» **Extracted data entries**
* * * *

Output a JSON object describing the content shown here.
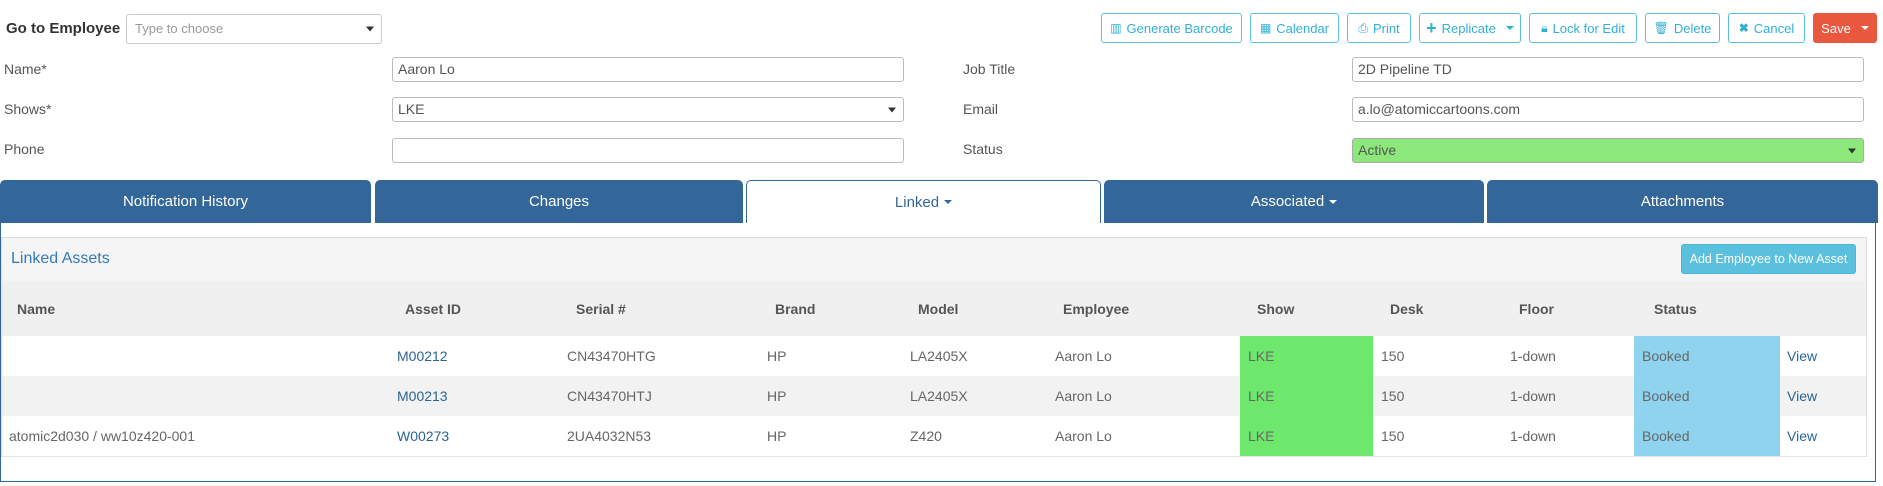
{
  "goto": {
    "label": "Go to Employee",
    "placeholder": "Type to choose"
  },
  "toolbar": [
    {
      "label": "Generate Barcode",
      "icon": "barcode-icon"
    },
    {
      "label": "Calendar",
      "icon": "calendar-icon"
    },
    {
      "label": "Print",
      "icon": "print-icon"
    },
    {
      "label": "Replicate",
      "icon": "plus-icon"
    },
    {
      "label": "Lock for Edit",
      "icon": "lock-icon"
    },
    {
      "label": "Delete",
      "icon": "trash-icon"
    },
    {
      "label": "Cancel",
      "icon": "close-icon"
    },
    {
      "label": "Save",
      "icon": "chevron-down-icon"
    }
  ],
  "form": {
    "name_label": "Name*",
    "name_value": "Aaron Lo",
    "shows_label": "Shows*",
    "shows_value": "LKE",
    "phone_label": "Phone",
    "phone_value": "",
    "job_title_label": "Job Title",
    "job_title_value": "2D Pipeline TD",
    "email_label": "Email",
    "email_value": "a.lo@atomiccartoons.com",
    "status_label": "Status",
    "status_value": "Active"
  },
  "tabs": [
    {
      "label": "Notification History"
    },
    {
      "label": "Changes"
    },
    {
      "label": "Linked"
    },
    {
      "label": "Associated"
    },
    {
      "label": "Attachments"
    }
  ],
  "panel": {
    "title": "Linked Assets",
    "add_button": "Add Employee to New Asset",
    "columns": [
      "Name",
      "Asset ID",
      "Serial #",
      "Brand",
      "Model",
      "Employee",
      "Show",
      "Desk",
      "Floor",
      "Status"
    ],
    "rows": [
      {
        "name": "",
        "asset_id": "M00212",
        "serial": "CN43470HTG",
        "brand": "HP",
        "model": "LA2405X",
        "employee": "Aaron Lo",
        "show": "LKE",
        "desk": "150",
        "floor": "1-down",
        "status": "Booked",
        "action": "View"
      },
      {
        "name": "",
        "asset_id": "M00213",
        "serial": "CN43470HTJ",
        "brand": "HP",
        "model": "LA2405X",
        "employee": "Aaron Lo",
        "show": "LKE",
        "desk": "150",
        "floor": "1-down",
        "status": "Booked",
        "action": "View"
      },
      {
        "name": "atomic2d030 / ww10z420-001",
        "asset_id": "W00273",
        "serial": "2UA4032N53",
        "brand": "HP",
        "model": "Z420",
        "employee": "Aaron Lo",
        "show": "LKE",
        "desk": "150",
        "floor": "1-down",
        "status": "Booked",
        "action": "View"
      }
    ]
  },
  "colors": {
    "tab": "#336699",
    "save": "#e9573f",
    "show_green": "#6de86d",
    "status_blue": "#8fd3ee",
    "active_green": "#8de87b"
  }
}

* * * *

» **TASK INSTRUCTIONS**
Reproduce each entry precisely. Leave the pictures out.

» **FINISHED EXERCISE**
Output a JSON object describing the content shown here.
{
  "goto": {
    "label": "Go to Employee",
    "placeholder": "Type to choose"
  },
  "toolbar": [
    {
      "label": "Generate Barcode",
      "icon": "barcode-icon"
    },
    {
      "label": "Calendar",
      "icon": "calendar-icon"
    },
    {
      "label": "Print",
      "icon": "print-icon"
    },
    {
      "label": "Replicate",
      "icon": "plus-icon"
    },
    {
      "label": "Lock for Edit",
      "icon": "lock-icon"
    },
    {
      "label": "Delete",
      "icon": "trash-icon"
    },
    {
      "label": "Cancel",
      "icon": "close-icon"
    },
    {
      "label": "Save",
      "icon": "chevron-down-icon"
    }
  ],
  "form": {
    "name_label": "Name*",
    "name_value": "Aaron Lo",
    "shows_label": "Shows*",
    "shows_value": "LKE",
    "phone_label": "Phone",
    "phone_value": "",
    "job_title_label": "Job Title",
    "job_title_value": "2D Pipeline TD",
    "email_label": "Email",
    "email_value": "a.lo@atomiccartoons.com",
    "status_label": "Status",
    "status_value": "Active"
  },
  "tabs": [
    {
      "label": "Notification History"
    },
    {
      "label": "Changes"
    },
    {
      "label": "Linked"
    },
    {
      "label": "Associated"
    },
    {
      "label": "Attachments"
    }
  ],
  "panel": {
    "title": "Linked Assets",
    "add_button": "Add Employee to New Asset",
    "columns": [
      "Name",
      "Asset ID",
      "Serial #",
      "Brand",
      "Model",
      "Employee",
      "Show",
      "Desk",
      "Floor",
      "Status"
    ],
    "rows": [
      {
        "name": "",
        "asset_id": "M00212",
        "serial": "CN43470HTG",
        "brand": "HP",
        "model": "LA2405X",
        "employee": "Aaron Lo",
        "show": "LKE",
        "desk": "150",
        "floor": "1-down",
        "status": "Booked",
        "action": "View"
      },
      {
        "name": "",
        "asset_id": "M00213",
        "serial": "CN43470HTJ",
        "brand": "HP",
        "model": "LA2405X",
        "employee": "Aaron Lo",
        "show": "LKE",
        "desk": "150",
        "floor": "1-down",
        "status": "Booked",
        "action": "View"
      },
      {
        "name": "atomic2d030 / ww10z420-001",
        "asset_id": "W00273",
        "serial": "2UA4032N53",
        "brand": "HP",
        "model": "Z420",
        "employee": "Aaron Lo",
        "show": "LKE",
        "desk": "150",
        "floor": "1-down",
        "status": "Booked",
        "action": "View"
      }
    ]
  },
  "colors": {
    "tab": "#336699",
    "save": "#e9573f",
    "show_green": "#6de86d",
    "status_blue": "#8fd3ee",
    "active_green": "#8de87b"
  }
}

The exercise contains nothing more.